▸ **DIRECTIONS**
Write out every entry, unchanged. Skip any picture.

::::::::::

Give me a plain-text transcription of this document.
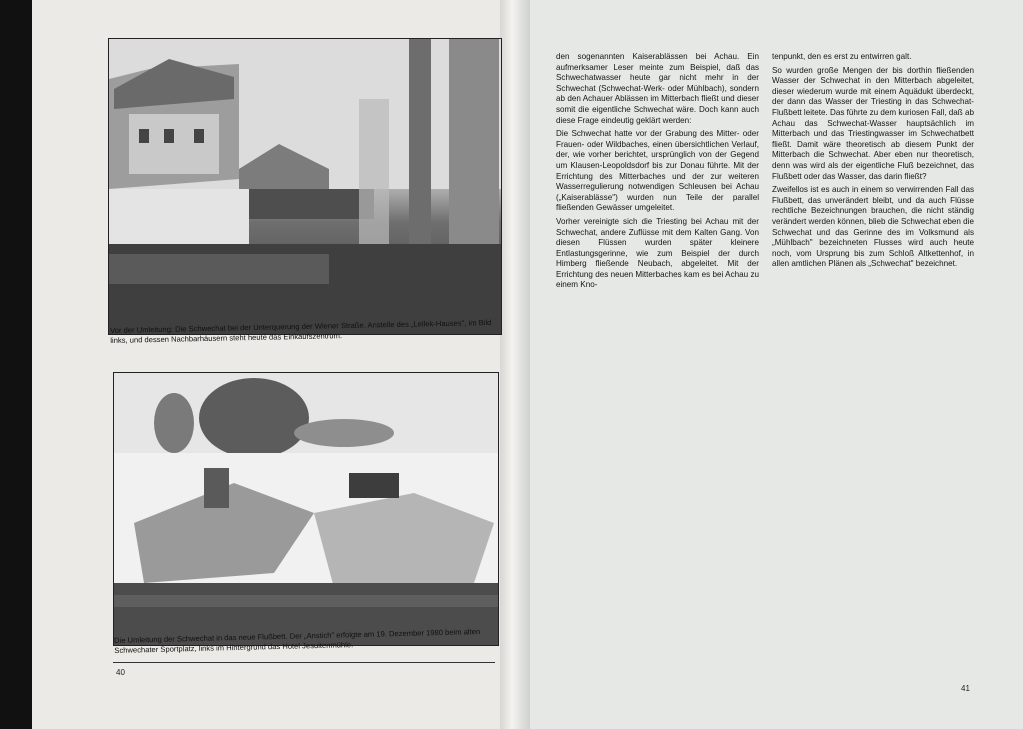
Vor der Umleitung: Die Schwechat bei der Unterquerung der Wiener Straße. Anstelle des „Lellek-Hauses", im Bild links, und dessen Nachbarhäusern steht heute das Einkaufszentrum.
Die Umleitung der Schwechat in das neue Flußbett. Der „Anstich" erfolgte am 19. Dezember 1980 beim alten Schwechater Sportplatz, links im Hintergrund das Hotel Jesuitenmühle.
40

den sogenannten Kaiserablässen bei Achau. Ein aufmerksamer Leser meinte zum Beispiel, daß das Schwechatwasser heute gar nicht mehr in der Schwechat (Schwechat-Werk- oder Mühlbach), sondern ab den Achauer Ablässen im Mitterbach fließt und dieser somit die eigentliche Schwechat wäre. Doch kann auch diese Frage eindeutig geklärt werden:

Die Schwechat hatte vor der Grabung des Mitter- oder Frauen- oder Wildbaches, einen übersichtlichen Verlauf, der, wie vorher berichtet, ursprünglich von der Gegend um Klausen-Leopoldsdorf bis zur Donau führte. Mit der Errichtung des Mitterbaches und der zur weiteren Wasserregulierung notwendigen Schleusen bei Achau („Kaiserablässe") wurden nun Teile der parallel fließenden Gewässer umgeleitet.

Vorher vereinigte sich die Triesting bei Achau mit der Schwechat, andere Zuflüsse mit dem Kalten Gang. Von diesen Flüssen wurden später kleinere Entlastungsgerinne, wie zum Beispiel der durch Himberg fließende Neubach, abgeleitet. Mit der Errichtung des neuen Mitterbaches kam es bei Achau zu einem Kno-

tenpunkt, den es erst zu entwirren galt.

So wurden große Mengen der bis dorthin fließenden Wasser der Schwechat in den Mitterbach abgeleitet, dieser wiederum wurde mit einem Aquädukt überdeckt, der dann das Wasser der Triesting in das Schwechat-Flußbett leitete. Das führte zu dem kuriosen Fall, daß ab Achau das Schwechat-Wasser hauptsächlich im Mitterbach und das Triestingwasser im Schwechatbett fließt. Damit wäre theoretisch ab diesem Punkt der Mitterbach die Schwechat. Aber eben nur theoretisch, denn was wird als der eigentliche Fluß bezeichnet, das Flußbett oder das Wasser, das darin fließt?

Zweifellos ist es auch in einem so verwirrenden Fall das Flußbett, das unverändert bleibt, und da auch Flüsse rechtliche Bezeichnungen brauchen, die nicht ständig verändert werden können, blieb die Schwechat eben die Schwechat und das Gerinne des im Volksmund als „Mühlbach" bezeichneten Flusses wird auch heute noch, vom Ursprung bis zum Schloß Altkettenhof, in allen amtlichen Plänen als „Schwechat" bezeichnet.

41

::::::::::

▸ **RESPONSE TO THE EXERCISE**
Give me a plain-text transcription of this document.
Vor der Umleitung: Die Schwechat bei der Unterquerung der Wiener Straße. Anstelle des „Lellek-Hauses", im Bild links, und dessen Nachbarhäusern steht heute das Einkaufszentrum.
Die Umleitung der Schwechat in das neue Flußbett. Der „Anstich" erfolgte am 19. Dezember 1980 beim alten Schwechater Sportplatz, links im Hintergrund das Hotel Jesuitenmühle.
40

den sogenannten Kaiserablässen bei Achau. Ein aufmerksamer Leser meinte zum Beispiel, daß das Schwechatwasser heute gar nicht mehr in der Schwechat (Schwechat-Werk- oder Mühlbach), sondern ab den Achauer Ablässen im Mitterbach fließt und dieser somit die eigentliche Schwechat wäre. Doch kann auch diese Frage eindeutig geklärt werden:

Die Schwechat hatte vor der Grabung des Mitter- oder Frauen- oder Wildbaches, einen übersichtlichen Verlauf, der, wie vorher berichtet, ursprünglich von der Gegend um Klausen-Leopoldsdorf bis zur Donau führte. Mit der Errichtung des Mitterbaches und der zur weiteren Wasserregulierung notwendigen Schleusen bei Achau („Kaiserablässe") wurden nun Teile der parallel fließenden Gewässer umgeleitet.

Vorher vereinigte sich die Triesting bei Achau mit der Schwechat, andere Zuflüsse mit dem Kalten Gang. Von diesen Flüssen wurden später kleinere Entlastungsgerinne, wie zum Beispiel der durch Himberg fließende Neubach, abgeleitet. Mit der Errichtung des neuen Mitterbaches kam es bei Achau zu einem Kno-

tenpunkt, den es erst zu entwirren galt.

So wurden große Mengen der bis dorthin fließenden Wasser der Schwechat in den Mitterbach abgeleitet, dieser wiederum wurde mit einem Aquädukt überdeckt, der dann das Wasser der Triesting in das Schwechat-Flußbett leitete. Das führte zu dem kuriosen Fall, daß ab Achau das Schwechat-Wasser hauptsächlich im Mitterbach und das Triestingwasser im Schwechatbett fließt. Damit wäre theoretisch ab diesem Punkt der Mitterbach die Schwechat. Aber eben nur theoretisch, denn was wird als der eigentliche Fluß bezeichnet, das Flußbett oder das Wasser, das darin fließt?

Zweifellos ist es auch in einem so verwirrenden Fall das Flußbett, das unverändert bleibt, und da auch Flüsse rechtliche Bezeichnungen brauchen, die nicht ständig verändert werden können, blieb die Schwechat eben die Schwechat und das Gerinne des im Volksmund als „Mühlbach" bezeichneten Flusses wird auch heute noch, vom Ursprung bis zum Schloß Altkettenhof, in allen amtlichen Plänen als „Schwechat" bezeichnet.

41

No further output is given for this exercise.